_Extracted material_.
>>

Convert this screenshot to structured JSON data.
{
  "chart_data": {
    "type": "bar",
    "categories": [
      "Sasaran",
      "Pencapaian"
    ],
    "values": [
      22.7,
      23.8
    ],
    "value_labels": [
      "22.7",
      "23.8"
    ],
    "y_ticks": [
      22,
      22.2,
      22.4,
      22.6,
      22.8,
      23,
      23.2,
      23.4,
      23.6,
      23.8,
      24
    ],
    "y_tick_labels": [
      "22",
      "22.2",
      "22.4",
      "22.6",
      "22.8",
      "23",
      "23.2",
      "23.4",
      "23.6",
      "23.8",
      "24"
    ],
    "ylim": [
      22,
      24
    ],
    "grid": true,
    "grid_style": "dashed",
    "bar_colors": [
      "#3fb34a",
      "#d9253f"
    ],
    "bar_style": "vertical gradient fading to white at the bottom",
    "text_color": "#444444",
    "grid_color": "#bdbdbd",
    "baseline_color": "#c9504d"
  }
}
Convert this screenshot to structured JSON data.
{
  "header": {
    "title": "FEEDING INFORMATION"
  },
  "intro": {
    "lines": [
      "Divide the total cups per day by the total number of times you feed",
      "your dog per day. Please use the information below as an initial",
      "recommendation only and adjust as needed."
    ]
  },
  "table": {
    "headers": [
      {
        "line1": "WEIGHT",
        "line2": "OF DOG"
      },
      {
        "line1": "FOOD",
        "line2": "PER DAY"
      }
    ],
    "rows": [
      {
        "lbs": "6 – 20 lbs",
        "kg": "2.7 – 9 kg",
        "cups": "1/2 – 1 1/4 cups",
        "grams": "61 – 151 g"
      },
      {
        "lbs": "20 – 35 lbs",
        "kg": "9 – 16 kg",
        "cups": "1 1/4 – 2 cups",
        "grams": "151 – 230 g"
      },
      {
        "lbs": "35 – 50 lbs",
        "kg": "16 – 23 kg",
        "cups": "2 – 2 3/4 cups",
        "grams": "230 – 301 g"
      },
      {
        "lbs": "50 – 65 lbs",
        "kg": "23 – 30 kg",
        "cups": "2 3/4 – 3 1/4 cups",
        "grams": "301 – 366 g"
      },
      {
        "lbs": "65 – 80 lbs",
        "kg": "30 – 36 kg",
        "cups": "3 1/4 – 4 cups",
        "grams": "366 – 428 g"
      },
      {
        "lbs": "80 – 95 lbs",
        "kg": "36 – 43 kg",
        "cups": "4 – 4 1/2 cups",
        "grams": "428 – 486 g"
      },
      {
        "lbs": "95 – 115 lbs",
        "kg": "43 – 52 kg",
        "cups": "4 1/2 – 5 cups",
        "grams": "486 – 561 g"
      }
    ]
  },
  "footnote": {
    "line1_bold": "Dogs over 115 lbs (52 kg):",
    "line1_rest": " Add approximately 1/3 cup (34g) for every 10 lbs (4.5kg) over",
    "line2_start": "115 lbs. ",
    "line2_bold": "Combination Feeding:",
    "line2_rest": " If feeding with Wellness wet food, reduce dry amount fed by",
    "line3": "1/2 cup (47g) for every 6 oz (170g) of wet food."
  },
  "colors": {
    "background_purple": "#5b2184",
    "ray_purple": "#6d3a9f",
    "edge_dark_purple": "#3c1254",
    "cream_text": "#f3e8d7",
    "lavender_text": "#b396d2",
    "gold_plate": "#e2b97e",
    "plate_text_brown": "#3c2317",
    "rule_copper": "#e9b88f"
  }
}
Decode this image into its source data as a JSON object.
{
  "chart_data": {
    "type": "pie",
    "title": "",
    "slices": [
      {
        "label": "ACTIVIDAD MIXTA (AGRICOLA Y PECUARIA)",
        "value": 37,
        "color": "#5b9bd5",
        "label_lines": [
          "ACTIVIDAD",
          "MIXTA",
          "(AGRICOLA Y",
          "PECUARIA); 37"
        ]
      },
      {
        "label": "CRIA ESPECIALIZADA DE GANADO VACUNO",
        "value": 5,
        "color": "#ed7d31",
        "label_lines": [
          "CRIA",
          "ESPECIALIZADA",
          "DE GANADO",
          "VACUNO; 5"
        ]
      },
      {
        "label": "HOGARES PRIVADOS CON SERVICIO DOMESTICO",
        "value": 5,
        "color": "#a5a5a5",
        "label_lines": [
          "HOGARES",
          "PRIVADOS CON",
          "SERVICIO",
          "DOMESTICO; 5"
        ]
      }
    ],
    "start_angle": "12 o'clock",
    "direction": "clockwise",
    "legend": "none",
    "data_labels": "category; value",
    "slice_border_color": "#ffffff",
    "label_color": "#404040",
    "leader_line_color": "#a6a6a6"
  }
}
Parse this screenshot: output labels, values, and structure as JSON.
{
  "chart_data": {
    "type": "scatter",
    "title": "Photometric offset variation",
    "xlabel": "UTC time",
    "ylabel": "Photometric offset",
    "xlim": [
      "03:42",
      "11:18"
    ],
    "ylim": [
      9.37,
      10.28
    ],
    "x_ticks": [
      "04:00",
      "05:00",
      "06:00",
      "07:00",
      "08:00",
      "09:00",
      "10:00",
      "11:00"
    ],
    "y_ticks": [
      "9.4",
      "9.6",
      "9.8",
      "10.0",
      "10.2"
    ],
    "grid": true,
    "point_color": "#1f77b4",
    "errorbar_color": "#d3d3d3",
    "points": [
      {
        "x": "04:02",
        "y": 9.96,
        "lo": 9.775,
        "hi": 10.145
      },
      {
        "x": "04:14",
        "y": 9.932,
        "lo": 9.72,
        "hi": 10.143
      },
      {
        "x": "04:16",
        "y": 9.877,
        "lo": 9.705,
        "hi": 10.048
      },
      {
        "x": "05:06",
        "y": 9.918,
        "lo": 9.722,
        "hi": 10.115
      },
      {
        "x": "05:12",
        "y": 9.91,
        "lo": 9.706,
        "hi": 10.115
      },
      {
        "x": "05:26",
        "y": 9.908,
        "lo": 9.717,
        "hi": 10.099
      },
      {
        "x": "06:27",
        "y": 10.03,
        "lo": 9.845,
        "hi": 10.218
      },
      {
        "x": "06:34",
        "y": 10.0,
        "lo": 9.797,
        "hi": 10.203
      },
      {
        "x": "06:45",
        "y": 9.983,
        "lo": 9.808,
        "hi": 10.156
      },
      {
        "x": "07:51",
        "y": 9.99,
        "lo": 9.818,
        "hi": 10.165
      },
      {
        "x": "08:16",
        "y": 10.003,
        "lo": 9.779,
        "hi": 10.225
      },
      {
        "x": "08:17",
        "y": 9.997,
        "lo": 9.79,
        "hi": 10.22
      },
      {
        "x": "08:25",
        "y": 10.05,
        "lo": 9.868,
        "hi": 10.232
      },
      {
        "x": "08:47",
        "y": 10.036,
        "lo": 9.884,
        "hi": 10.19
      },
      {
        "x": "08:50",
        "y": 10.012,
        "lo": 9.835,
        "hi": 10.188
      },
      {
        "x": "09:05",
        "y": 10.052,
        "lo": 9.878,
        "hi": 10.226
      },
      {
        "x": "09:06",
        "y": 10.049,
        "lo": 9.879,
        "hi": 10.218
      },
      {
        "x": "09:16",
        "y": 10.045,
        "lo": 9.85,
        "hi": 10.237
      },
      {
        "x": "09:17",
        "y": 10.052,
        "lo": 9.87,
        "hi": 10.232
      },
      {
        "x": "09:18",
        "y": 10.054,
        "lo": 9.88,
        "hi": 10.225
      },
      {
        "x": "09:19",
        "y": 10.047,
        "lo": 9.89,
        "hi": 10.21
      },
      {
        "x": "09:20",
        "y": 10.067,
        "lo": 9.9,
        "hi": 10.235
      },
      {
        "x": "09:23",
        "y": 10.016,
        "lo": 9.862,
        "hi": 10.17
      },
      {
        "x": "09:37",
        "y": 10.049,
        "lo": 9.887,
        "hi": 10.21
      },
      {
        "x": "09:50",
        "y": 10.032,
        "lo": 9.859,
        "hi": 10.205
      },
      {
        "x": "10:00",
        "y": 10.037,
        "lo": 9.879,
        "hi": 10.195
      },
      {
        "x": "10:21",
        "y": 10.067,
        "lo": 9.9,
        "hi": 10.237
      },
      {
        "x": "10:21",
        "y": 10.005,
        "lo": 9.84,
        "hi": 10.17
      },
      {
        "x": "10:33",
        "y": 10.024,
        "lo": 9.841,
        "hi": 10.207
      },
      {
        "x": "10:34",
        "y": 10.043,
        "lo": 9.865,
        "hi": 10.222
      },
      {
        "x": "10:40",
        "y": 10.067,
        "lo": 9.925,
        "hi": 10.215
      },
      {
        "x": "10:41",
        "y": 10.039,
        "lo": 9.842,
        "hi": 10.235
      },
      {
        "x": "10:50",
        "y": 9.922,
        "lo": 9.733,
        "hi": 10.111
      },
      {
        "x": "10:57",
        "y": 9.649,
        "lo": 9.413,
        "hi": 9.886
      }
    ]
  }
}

<<

_The exercise_. Check each line of the data above for the string "cups" and report only how many lines have it.

_Output for this exercise_. 8